* [GIVEN TASK]
Print exactly the lines from the line with "What data populates" to the last line of the data, please, both included.

* [SUPPLIED RECORDS]
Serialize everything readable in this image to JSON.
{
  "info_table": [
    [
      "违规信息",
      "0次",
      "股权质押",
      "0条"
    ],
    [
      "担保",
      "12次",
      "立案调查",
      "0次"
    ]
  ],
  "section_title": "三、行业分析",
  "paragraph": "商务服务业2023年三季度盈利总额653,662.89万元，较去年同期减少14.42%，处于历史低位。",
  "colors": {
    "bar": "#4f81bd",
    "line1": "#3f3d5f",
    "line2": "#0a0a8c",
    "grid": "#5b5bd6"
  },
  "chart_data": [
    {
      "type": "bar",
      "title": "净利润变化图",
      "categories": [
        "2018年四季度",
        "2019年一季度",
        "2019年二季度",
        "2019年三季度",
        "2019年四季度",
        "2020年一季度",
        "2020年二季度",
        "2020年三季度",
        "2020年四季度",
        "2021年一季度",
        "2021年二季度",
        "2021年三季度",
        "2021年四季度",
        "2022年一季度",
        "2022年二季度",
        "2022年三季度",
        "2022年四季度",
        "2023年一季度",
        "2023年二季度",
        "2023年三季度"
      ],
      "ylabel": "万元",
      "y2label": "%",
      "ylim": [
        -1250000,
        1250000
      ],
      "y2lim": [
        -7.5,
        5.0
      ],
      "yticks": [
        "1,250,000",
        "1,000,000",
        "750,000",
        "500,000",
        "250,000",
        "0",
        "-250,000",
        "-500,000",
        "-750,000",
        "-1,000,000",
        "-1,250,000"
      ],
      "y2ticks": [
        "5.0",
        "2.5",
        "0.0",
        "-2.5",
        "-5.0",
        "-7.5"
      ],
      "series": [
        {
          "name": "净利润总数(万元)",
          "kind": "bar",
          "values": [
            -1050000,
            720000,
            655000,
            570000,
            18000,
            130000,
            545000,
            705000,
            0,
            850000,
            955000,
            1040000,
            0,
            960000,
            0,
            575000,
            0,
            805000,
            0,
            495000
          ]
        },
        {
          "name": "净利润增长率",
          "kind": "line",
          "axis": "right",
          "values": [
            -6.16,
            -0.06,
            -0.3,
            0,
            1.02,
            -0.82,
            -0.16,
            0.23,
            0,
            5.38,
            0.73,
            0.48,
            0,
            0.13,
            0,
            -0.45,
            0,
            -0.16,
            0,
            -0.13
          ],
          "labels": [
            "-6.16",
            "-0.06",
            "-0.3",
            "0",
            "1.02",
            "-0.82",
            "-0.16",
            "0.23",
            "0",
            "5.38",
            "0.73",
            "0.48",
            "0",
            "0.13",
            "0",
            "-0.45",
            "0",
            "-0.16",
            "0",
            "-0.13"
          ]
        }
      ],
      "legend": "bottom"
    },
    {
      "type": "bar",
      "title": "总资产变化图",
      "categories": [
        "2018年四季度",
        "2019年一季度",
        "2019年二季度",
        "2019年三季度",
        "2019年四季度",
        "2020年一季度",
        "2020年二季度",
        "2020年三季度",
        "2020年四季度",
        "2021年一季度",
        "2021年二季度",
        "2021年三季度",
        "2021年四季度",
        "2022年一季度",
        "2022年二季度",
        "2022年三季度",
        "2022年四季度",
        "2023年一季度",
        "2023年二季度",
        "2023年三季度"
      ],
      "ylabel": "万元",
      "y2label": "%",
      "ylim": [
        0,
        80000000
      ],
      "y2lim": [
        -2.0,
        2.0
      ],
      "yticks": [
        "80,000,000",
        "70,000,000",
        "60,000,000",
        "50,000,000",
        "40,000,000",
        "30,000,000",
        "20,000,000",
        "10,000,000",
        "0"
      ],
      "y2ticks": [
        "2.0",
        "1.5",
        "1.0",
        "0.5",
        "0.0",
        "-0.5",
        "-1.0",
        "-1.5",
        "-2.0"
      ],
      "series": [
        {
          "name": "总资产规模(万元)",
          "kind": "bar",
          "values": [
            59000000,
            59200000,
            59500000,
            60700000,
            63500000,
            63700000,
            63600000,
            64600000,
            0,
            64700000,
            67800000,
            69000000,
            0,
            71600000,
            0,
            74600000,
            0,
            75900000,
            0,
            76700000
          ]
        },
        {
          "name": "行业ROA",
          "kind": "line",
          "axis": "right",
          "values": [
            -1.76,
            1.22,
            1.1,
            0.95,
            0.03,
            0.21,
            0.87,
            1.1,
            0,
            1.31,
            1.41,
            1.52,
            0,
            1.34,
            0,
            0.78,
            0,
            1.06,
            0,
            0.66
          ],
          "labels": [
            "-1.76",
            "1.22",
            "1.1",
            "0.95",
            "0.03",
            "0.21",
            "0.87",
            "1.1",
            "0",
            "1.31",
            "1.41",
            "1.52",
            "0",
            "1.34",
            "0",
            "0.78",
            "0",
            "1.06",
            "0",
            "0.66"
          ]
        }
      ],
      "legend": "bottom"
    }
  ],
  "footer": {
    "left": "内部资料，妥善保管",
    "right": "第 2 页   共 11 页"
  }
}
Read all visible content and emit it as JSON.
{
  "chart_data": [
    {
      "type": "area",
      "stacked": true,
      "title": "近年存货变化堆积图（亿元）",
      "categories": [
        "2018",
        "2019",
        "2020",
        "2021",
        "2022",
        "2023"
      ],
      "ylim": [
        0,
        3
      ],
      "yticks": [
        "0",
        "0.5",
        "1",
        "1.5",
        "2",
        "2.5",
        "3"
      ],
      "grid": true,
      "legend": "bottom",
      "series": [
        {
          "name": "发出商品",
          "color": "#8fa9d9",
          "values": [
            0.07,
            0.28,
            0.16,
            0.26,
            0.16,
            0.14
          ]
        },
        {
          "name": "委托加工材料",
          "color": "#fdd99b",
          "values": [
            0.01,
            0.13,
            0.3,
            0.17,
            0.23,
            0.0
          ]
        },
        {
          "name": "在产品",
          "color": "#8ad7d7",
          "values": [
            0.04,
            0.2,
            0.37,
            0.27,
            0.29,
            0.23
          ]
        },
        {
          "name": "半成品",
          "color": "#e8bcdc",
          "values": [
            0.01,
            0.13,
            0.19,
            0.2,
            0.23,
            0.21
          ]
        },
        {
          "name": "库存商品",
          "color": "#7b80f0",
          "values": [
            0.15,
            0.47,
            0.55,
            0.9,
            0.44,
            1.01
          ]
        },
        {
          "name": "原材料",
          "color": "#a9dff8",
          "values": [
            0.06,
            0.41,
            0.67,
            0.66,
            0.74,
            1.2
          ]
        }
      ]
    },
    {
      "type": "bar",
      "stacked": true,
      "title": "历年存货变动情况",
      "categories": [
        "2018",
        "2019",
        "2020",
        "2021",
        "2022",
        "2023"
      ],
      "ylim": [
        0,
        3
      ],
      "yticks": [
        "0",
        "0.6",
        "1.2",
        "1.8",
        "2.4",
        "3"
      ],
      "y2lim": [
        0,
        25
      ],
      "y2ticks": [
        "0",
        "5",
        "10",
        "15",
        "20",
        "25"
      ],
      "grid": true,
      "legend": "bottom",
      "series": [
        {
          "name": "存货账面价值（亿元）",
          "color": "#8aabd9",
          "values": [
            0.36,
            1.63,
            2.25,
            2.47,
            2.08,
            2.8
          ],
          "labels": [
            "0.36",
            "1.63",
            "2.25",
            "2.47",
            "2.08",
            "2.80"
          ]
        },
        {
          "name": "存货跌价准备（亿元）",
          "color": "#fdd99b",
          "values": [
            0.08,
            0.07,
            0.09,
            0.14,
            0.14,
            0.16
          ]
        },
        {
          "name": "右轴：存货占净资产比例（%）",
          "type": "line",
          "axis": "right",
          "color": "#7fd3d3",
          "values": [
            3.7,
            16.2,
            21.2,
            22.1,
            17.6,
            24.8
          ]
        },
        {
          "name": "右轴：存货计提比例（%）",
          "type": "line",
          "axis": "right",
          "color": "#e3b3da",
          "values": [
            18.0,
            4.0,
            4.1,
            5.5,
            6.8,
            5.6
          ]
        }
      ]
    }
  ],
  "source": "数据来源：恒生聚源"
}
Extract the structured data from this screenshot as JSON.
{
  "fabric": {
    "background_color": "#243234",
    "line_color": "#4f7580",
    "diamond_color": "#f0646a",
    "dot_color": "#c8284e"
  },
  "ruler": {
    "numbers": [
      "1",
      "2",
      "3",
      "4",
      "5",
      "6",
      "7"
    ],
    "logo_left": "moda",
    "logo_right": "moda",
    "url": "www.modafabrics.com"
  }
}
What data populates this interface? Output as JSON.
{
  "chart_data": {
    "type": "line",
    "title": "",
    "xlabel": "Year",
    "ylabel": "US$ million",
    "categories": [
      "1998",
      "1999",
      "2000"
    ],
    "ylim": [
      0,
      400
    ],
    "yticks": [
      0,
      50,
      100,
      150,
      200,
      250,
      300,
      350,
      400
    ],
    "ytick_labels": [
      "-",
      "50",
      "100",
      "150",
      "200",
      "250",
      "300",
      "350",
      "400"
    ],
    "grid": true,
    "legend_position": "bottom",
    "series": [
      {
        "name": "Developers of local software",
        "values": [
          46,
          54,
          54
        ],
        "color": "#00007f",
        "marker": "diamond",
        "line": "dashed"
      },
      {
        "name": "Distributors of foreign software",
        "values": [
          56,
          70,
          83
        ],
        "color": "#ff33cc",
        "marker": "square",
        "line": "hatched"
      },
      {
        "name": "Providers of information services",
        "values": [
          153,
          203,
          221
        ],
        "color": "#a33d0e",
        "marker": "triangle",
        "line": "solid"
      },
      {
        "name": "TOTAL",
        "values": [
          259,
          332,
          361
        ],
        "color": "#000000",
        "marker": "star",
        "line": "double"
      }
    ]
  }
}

* [ANSWER FOR THE TASK]
What data populates this interface? Output as JSON.
{
  "chart_data": {
    "type": "line",
    "title": "",
    "xlabel": "Year",
    "ylabel": "US$ million",
    "categories": [
      "1998",
      "1999",
      "2000"
    ],
    "ylim": [
      0,
      400
    ],
    "yticks": [
      0,
      50,
      100,
      150,
      200,
      250,
      300,
      350,
      400
    ],
    "ytick_labels": [
      "-",
      "50",
      "100",
      "150",
      "200",
      "250",
      "300",
      "350",
      "400"
    ],
    "grid": true,
    "legend_position": "bottom",
    "series": [
      {
        "name": "Developers of local software",
        "values": [
          46,
          54,
          54
        ],
        "color": "#00007f",
        "marker": "diamond",
        "line": "dashed"
      },
      {
        "name": "Distributors of foreign software",
        "values": [
          56,
          70,
          83
        ],
        "color": "#ff33cc",
        "marker": "square",
        "line": "hatched"
      },
      {
        "name": "Providers of information services",
        "values": [
          153,
          203,
          221
        ],
        "color": "#a33d0e",
        "marker": "triangle",
        "line": "solid"
      },
      {
        "name": "TOTAL",
        "values": [
          259,
          332,
          361
        ],
        "color": "#000000",
        "marker": "star",
        "line": "double"
      }
    ]
  }
}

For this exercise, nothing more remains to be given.